* **Input records**:
★ ★ ★ ★ ★
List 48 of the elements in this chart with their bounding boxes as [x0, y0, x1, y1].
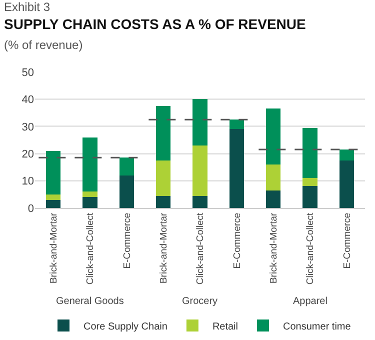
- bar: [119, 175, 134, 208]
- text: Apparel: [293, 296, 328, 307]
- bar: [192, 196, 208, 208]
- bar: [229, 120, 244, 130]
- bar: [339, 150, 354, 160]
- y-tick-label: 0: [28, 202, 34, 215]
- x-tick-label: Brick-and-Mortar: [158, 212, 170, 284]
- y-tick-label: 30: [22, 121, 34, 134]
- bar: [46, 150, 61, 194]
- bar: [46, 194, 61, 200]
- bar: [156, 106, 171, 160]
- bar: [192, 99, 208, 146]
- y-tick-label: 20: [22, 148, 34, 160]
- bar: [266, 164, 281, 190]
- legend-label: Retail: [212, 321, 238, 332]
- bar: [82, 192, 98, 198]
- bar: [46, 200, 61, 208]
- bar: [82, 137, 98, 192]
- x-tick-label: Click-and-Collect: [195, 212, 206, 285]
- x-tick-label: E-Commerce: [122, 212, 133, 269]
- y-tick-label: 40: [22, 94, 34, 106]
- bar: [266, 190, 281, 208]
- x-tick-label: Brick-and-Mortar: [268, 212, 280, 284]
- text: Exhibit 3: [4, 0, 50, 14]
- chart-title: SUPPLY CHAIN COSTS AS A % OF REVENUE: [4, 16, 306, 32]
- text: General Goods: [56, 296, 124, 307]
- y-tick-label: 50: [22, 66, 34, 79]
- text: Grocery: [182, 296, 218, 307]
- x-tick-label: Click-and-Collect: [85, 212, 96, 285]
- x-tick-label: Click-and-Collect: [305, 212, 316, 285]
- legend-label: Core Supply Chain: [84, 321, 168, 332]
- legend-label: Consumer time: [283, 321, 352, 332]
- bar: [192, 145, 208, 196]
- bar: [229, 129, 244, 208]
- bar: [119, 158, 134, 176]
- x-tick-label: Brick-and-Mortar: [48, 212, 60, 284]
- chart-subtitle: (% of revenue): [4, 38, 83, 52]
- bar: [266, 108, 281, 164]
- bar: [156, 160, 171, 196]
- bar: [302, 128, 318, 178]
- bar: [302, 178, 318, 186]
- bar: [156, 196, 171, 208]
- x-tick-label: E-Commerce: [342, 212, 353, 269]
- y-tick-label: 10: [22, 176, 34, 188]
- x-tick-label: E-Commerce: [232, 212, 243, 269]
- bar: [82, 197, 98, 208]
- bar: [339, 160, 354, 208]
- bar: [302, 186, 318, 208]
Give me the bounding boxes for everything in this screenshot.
★ ★ ★ ★ ★
* **Problem description**:
Pull out each line of the items above that contains the string "Brick". Match case.

* **Response to the task**:
- x-tick-label: Brick-and-Mortar: [158, 212, 170, 284]
- x-tick-label: Brick-and-Mortar: [268, 212, 280, 284]
- x-tick-label: Brick-and-Mortar: [48, 212, 60, 284]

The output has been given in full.